(Element box annotations)

□ □ □ □ □ □ □

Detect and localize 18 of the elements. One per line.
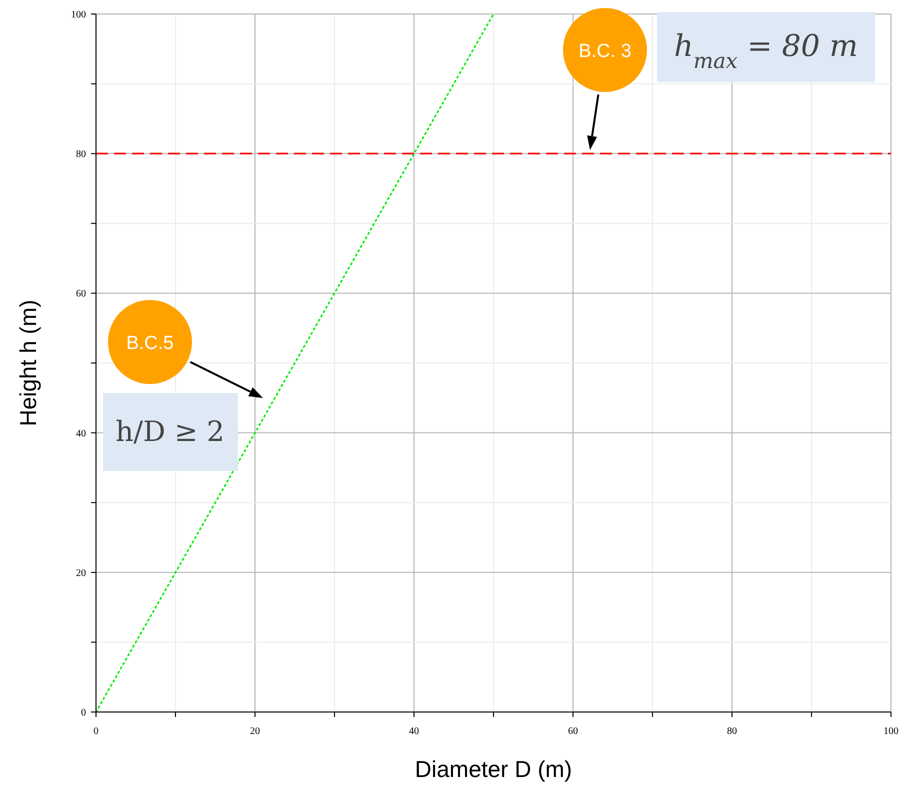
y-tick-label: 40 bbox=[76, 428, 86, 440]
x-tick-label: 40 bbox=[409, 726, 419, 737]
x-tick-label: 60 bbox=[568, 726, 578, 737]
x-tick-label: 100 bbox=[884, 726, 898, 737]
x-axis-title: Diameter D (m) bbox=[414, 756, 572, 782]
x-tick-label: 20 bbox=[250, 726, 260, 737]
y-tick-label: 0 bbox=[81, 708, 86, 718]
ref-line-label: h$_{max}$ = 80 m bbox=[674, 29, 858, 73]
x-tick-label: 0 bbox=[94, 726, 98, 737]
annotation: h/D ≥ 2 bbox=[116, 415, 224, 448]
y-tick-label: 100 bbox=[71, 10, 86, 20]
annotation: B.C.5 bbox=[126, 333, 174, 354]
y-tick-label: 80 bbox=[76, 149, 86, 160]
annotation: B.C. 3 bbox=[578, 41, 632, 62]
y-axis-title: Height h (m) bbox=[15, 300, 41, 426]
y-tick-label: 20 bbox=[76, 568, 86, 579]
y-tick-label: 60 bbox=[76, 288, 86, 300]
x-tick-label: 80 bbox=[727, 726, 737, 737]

□ □ □ □ □ □ □

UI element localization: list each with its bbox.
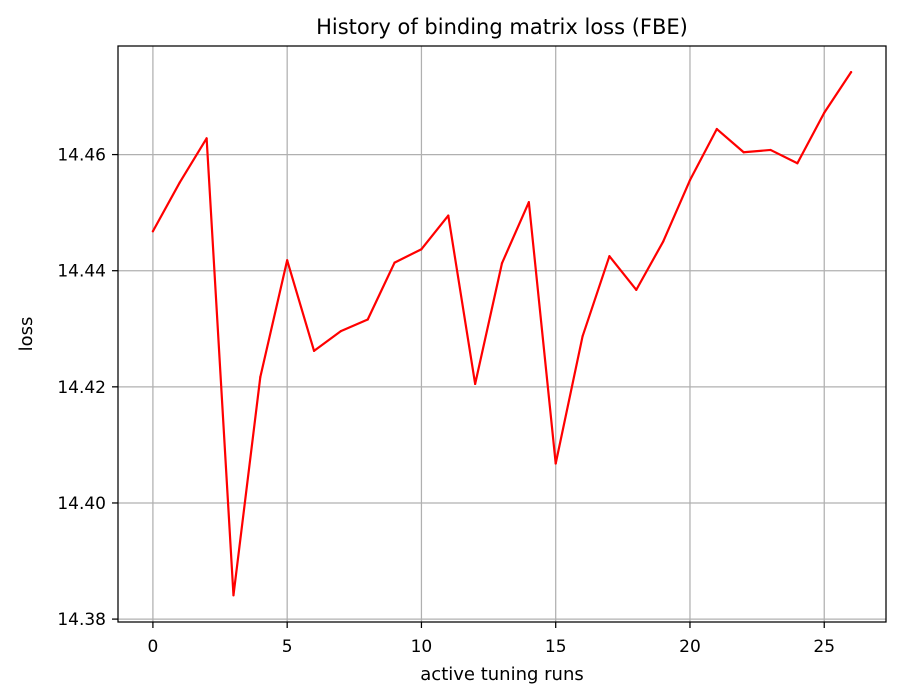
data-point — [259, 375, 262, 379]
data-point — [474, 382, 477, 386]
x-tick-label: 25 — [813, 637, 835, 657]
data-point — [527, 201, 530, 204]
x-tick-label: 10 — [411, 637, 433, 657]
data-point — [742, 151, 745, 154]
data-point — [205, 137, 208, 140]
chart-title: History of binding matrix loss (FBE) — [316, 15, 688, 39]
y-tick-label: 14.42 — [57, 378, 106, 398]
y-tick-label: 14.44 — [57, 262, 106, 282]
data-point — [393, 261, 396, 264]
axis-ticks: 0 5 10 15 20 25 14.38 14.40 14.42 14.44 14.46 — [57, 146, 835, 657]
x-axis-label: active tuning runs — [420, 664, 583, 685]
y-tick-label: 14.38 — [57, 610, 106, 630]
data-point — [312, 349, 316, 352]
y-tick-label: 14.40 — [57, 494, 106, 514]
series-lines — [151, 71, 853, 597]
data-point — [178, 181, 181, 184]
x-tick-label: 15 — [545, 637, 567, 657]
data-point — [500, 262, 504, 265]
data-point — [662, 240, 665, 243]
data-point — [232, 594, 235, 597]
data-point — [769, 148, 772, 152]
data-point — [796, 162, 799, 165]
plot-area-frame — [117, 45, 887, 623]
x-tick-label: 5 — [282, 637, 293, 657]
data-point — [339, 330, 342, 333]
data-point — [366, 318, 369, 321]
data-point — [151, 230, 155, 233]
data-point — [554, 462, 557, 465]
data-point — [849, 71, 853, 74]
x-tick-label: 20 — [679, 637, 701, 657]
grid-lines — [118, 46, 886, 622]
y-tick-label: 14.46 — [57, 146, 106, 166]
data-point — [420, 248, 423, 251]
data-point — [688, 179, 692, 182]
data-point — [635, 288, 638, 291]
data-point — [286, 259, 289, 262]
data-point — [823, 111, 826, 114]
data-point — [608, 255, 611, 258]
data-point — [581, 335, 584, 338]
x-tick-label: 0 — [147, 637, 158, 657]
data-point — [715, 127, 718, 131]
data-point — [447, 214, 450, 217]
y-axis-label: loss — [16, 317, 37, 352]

□ □ □ □ □ □ □

## Work to complete:
Retype the lines between the one holding "y-tick-label: 40 bbox=[76, 428, 86, 440]" and the one holding "x-tick-label: 80 bbox=[727, 726, 737, 737]", inclusive, with no changes.

## The reply:
y-tick-label: 40 bbox=[76, 428, 86, 440]
x-tick-label: 40 bbox=[409, 726, 419, 737]
x-tick-label: 60 bbox=[568, 726, 578, 737]
x-tick-label: 100 bbox=[884, 726, 898, 737]
x-axis-title: Diameter D (m) bbox=[414, 756, 572, 782]
x-tick-label: 20 bbox=[250, 726, 260, 737]
y-tick-label: 0 bbox=[81, 708, 86, 718]
ref-line-label: h$_{max}$ = 80 m bbox=[674, 29, 858, 73]
x-tick-label: 0 bbox=[94, 726, 98, 737]
annotation: h/D ≥ 2 bbox=[116, 415, 224, 448]
y-tick-label: 100 bbox=[71, 10, 86, 20]
annotation: B.C.5 bbox=[126, 333, 174, 354]
y-tick-label: 80 bbox=[76, 149, 86, 160]
annotation: B.C. 3 bbox=[578, 41, 632, 62]
y-axis-title: Height h (m) bbox=[15, 300, 41, 426]
y-tick-label: 20 bbox=[76, 568, 86, 579]
y-tick-label: 60 bbox=[76, 288, 86, 300]
x-tick-label: 80 bbox=[727, 726, 737, 737]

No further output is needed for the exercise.